Data:
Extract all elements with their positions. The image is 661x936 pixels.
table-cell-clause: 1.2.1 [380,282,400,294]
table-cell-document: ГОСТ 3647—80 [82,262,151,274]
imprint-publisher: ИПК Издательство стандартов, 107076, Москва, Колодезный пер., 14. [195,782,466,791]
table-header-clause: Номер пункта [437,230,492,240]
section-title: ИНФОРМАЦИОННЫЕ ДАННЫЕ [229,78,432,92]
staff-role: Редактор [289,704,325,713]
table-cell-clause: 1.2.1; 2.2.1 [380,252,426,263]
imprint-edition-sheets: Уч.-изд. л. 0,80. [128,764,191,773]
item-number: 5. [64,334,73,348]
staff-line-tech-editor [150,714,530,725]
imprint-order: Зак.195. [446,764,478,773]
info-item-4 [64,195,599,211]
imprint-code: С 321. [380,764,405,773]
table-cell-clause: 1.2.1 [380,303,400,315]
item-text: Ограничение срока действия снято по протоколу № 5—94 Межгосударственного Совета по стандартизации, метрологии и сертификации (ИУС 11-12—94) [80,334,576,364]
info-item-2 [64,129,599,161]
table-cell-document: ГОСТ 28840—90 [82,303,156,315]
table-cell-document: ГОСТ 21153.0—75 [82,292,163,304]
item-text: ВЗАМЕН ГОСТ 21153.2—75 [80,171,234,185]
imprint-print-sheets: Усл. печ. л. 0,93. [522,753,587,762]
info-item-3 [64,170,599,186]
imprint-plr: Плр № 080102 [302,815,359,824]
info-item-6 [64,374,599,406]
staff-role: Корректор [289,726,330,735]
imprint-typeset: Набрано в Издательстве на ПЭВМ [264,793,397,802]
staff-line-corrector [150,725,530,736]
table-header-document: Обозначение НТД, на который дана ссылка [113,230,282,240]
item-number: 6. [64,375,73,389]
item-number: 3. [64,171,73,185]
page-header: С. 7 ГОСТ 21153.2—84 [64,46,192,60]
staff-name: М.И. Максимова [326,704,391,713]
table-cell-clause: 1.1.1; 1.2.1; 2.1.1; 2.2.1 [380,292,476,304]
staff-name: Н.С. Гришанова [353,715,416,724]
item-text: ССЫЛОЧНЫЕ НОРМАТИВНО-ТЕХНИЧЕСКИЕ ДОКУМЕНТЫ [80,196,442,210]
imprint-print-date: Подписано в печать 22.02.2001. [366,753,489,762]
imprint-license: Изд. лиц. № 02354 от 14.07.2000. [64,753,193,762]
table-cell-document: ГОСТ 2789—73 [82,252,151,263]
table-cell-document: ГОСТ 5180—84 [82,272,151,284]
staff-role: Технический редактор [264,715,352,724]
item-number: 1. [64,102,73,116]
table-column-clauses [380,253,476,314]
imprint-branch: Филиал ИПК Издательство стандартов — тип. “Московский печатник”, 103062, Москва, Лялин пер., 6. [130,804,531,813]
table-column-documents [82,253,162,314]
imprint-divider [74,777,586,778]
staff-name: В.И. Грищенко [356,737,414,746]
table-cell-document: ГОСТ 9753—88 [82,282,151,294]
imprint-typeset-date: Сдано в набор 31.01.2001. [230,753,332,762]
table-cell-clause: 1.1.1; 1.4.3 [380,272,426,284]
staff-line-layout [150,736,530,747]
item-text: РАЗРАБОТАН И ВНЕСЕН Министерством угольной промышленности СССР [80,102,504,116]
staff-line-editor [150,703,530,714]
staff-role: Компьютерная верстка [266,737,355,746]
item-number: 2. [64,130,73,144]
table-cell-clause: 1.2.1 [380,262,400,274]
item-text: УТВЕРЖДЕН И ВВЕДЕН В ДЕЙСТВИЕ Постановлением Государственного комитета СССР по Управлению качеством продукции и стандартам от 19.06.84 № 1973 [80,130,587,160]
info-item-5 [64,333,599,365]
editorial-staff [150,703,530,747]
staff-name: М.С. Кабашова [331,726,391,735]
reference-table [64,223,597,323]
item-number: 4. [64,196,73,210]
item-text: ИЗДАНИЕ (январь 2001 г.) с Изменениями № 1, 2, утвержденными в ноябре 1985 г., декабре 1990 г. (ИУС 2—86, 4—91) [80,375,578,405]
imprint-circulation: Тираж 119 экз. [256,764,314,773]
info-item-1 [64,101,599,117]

Stated problem:
Put every line of the listing above into a Markdown table with a "Row" column holding a running row number and a "Line" column holding the line itself. Leave out any blank lines.

Solution to this exercise:
| Row | Line |
|---|---|
| 1 | Extract all elements with their positions. The image is 661x936 pixels. |
| 2 | table-cell-clause: 1.2.1 [380,282,400,294] |
| 3 | table-cell-document: ГОСТ 3647—80 [82,262,151,274] |
| 4 | imprint-publisher: ИПК Издательство стандартов, 107076, Москва, Колодезный пер., 14. [195,782,466,791] |
| 5 | table-header-clause: Номер пункта [437,230,492,240] |
| 6 | section-title: ИНФОРМАЦИОННЫЕ ДАННЫЕ [229,78,432,92] |
| 7 | staff-role: Редактор [289,704,325,713] |
| 8 | table-cell-clause: 1.2.1; 2.2.1 [380,252,426,263] |
| 9 | imprint-edition-sheets: Уч.-изд. л. 0,80. [128,764,191,773] |
| 10 | item-number: 5. [64,334,73,348] |
| 11 | staff-line-tech-editor [150,714,530,725] |
| 12 | imprint-order: Зак.195. [446,764,478,773] |
| 13 | info-item-4 [64,195,599,211] |
| 14 | imprint-code: С 321. [380,764,405,773] |
| 15 | table-cell-clause: 1.2.1 [380,303,400,315] |
| 16 | item-text: Ограничение срока действия снято по протоколу № 5—94 Межгосударственного Совета по стандартизации, метрологии и сертификации (ИУС 11-12—94) [80,334,576,364] |
| 17 | info-item-2 [64,129,599,161] |
| 18 | table-cell-document: ГОСТ 28840—90 [82,303,156,315] |
| 19 | table-cell-document: ГОСТ 21153.0—75 [82,292,163,304] |
| 20 | item-text: ВЗАМЕН ГОСТ 21153.2—75 [80,171,234,185] |
| 21 | imprint-print-sheets: Усл. печ. л. 0,93. [522,753,587,762] |
| 22 | info-item-3 [64,170,599,186] |
| 23 | imprint-plr: Плр № 080102 [302,815,359,824] |
| 24 | info-item-6 [64,374,599,406] |
| 25 | staff-role: Корректор [289,726,330,735] |
| 26 | imprint-typeset: Набрано в Издательстве на ПЭВМ [264,793,397,802] |
| 27 | staff-line-corrector [150,725,530,736] |
| 28 | table-header-document: Обозначение НТД, на который дана ссылка [113,230,282,240] |
| 29 | item-number: 6. [64,375,73,389] |
| 30 | item-number: 3. [64,171,73,185] |
| 31 | page-header: С. 7 ГОСТ 21153.2—84 [64,46,192,60] |
| 32 | staff-name: М.И. Максимова [326,704,391,713] |
| 33 | table-cell-clause: 1.1.1; 1.2.1; 2.1.1; 2.2.1 [380,292,476,304] |
| 34 | staff-name: Н.С. Гришанова [353,715,416,724] |
| 35 | item-text: ССЫЛОЧНЫЕ НОРМАТИВНО-ТЕХНИЧЕСКИЕ ДОКУМЕНТЫ [80,196,442,210] |
| 36 | imprint-print-date: Подписано в печать 22.02.2001. [366,753,489,762] |
| 37 | imprint-license: Изд. лиц. № 02354 от 14.07.2000. [64,753,193,762] |
| 38 | table-cell-document: ГОСТ 2789—73 [82,252,151,263] |
| 39 | table-cell-document: ГОСТ 5180—84 [82,272,151,284] |
| 40 | staff-role: Технический редактор [264,715,352,724] |
| 41 | item-number: 1. [64,102,73,116] |
| 42 | table-column-clauses [380,253,476,314] |
| 43 | imprint-branch: Филиал ИПК Издательство стандартов — тип. “Московский печатник”, 103062, Москва, Лялин пер., 6. [130,804,531,813] |
| 44 | table-column-documents [82,253,162,314] |
| 45 | imprint-divider [74,777,586,778] |
| 46 | staff-name: В.И. Грищенко [356,737,414,746] |
| 47 | table-cell-document: ГОСТ 9753—88 [82,282,151,294] |
| 48 | imprint-typeset-date: Сдано в набор 31.01.2001. [230,753,332,762] |
| 49 | table-cell-clause: 1.1.1; 1.4.3 [380,272,426,284] |
| 50 | staff-line-layout [150,736,530,747] |
| 51 | item-text: РАЗРАБОТАН И ВНЕСЕН Министерством угольной промышленности СССР [80,102,504,116] |
| 52 | staff-line-editor [150,703,530,714] |
| 53 | staff-role: Компьютерная верстка [266,737,355,746] |
| 54 | item-number: 2. [64,130,73,144] |
| 55 | table-cell-clause: 1.2.1 [380,262,400,274] |
| 56 | item-text: УТВЕРЖДЕН И ВВЕДЕН В ДЕЙСТВИЕ Постановлением Государственного комитета СССР по Управлению качеством продукции и стандартам от 19.06.84 № 1973 [80,130,587,160] |
| 57 | info-item-5 [64,333,599,365] |
| 58 | editorial-staff [150,703,530,747] |
| 59 | staff-name: М.С. Кабашова [331,726,391,735] |
| 60 | reference-table [64,223,597,323] |
| 61 | item-number: 4. [64,196,73,210] |
| 62 | item-text: ИЗДАНИЕ (январь 2001 г.) с Изменениями № 1, 2, утвержденными в ноябре 1985 г., декабре 1990 г. (ИУС 2—86, 4—91) [80,375,578,405] |
| 63 | imprint-circulation: Тираж 119 экз. [256,764,314,773] |
| 64 | info-item-1 [64,101,599,117] |